Set problem
Reproduce all entries word for word.

Material for this exercise

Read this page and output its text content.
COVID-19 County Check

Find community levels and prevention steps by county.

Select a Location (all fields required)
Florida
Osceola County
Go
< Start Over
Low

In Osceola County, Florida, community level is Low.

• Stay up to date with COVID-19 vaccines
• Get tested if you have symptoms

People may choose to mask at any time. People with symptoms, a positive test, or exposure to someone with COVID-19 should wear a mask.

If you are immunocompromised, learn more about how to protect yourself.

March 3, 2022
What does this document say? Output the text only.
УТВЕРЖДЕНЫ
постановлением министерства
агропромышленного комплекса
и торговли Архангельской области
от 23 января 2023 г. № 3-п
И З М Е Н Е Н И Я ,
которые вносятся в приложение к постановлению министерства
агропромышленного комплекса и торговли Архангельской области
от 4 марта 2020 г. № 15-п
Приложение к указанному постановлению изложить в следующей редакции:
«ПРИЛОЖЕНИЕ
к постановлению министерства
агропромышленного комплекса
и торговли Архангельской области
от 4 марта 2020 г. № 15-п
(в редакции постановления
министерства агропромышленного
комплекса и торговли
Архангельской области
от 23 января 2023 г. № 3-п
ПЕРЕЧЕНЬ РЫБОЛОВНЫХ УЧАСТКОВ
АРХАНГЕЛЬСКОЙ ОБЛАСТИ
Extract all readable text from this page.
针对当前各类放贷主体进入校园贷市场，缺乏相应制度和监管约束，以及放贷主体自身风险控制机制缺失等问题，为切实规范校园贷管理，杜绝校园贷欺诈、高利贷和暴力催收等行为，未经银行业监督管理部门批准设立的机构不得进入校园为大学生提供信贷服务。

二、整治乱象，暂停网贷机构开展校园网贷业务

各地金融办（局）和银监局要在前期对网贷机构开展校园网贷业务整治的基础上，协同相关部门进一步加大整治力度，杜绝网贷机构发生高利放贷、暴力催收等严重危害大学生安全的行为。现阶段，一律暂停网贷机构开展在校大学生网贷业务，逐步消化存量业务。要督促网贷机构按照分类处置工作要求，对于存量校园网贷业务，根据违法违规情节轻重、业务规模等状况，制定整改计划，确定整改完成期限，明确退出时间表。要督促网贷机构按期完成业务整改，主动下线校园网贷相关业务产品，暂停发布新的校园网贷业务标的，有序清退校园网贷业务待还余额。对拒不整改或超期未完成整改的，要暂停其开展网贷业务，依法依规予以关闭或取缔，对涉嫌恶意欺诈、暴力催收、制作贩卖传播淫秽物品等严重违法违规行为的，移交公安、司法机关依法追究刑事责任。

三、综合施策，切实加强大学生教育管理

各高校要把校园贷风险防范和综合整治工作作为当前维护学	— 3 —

The result
Read this page and output its text content.
COVID-19 County Check

Find community levels and prevention steps by county.

Select a Location (all fields required)
Florida
Osceola County
Go
< Start Over
Low

In Osceola County, Florida, community level is Low.

• Stay up to date with COVID-19 vaccines
• Get tested if you have symptoms

People may choose to mask at any time. People with symptoms, a positive test, or exposure to someone with COVID-19 should wear a mask.

If you are immunocompromised, learn more about how to protect yourself.

March 3, 2022
What does this document say? Output the text only.
УТВЕРЖДЕНЫ
постановлением министерства
агропромышленного комплекса
и торговли Архангельской области
от 23 января 2023 г. № 3-п
И З М Е Н Е Н И Я ,
которые вносятся в приложение к постановлению министерства
агропромышленного комплекса и торговли Архангельской области
от 4 марта 2020 г. № 15-п
Приложение к указанному постановлению изложить в следующей редакции:
«ПРИЛОЖЕНИЕ
к постановлению министерства
агропромышленного комплекса
и торговли Архангельской области
от 4 марта 2020 г. № 15-п
(в редакции постановления
министерства агропромышленного
комплекса и торговли
Архангельской области
от 23 января 2023 г. № 3-п
ПЕРЕЧЕНЬ РЫБОЛОВНЫХ УЧАСТКОВ
АРХАНГЕЛЬСКОЙ ОБЛАСТИ
Extract all readable text from this page.
针对当前各类放贷主体进入校园贷市场，缺乏相应制度和监管约束，以及放贷主体自身风险控制机制缺失等问题，为切实规范校园贷管理，杜绝校园贷欺诈、高利贷和暴力催收等行为，未经银行业监督管理部门批准设立的机构不得进入校园为大学生提供信贷服务。

二、整治乱象，暂停网贷机构开展校园网贷业务

各地金融办（局）和银监局要在前期对网贷机构开展校园网贷业务整治的基础上，协同相关部门进一步加大整治力度，杜绝网贷机构发生高利放贷、暴力催收等严重危害大学生安全的行为。现阶段，一律暂停网贷机构开展在校大学生网贷业务，逐步消化存量业务。要督促网贷机构按照分类处置工作要求，对于存量校园网贷业务，根据违法违规情节轻重、业务规模等状况，制定整改计划，确定整改完成期限，明确退出时间表。要督促网贷机构按期完成业务整改，主动下线校园网贷相关业务产品，暂停发布新的校园网贷业务标的，有序清退校园网贷业务待还余额。对拒不整改或超期未完成整改的，要暂停其开展网贷业务，依法依规予以关闭或取缔，对涉嫌恶意欺诈、暴力催收、制作贩卖传播淫秽物品等严重违法违规行为的，移交公安、司法机关依法追究刑事责任。

三、综合施策，切实加强大学生教育管理

各高校要把校园贷风险防范和综合整治工作作为当前维护学	— 3 —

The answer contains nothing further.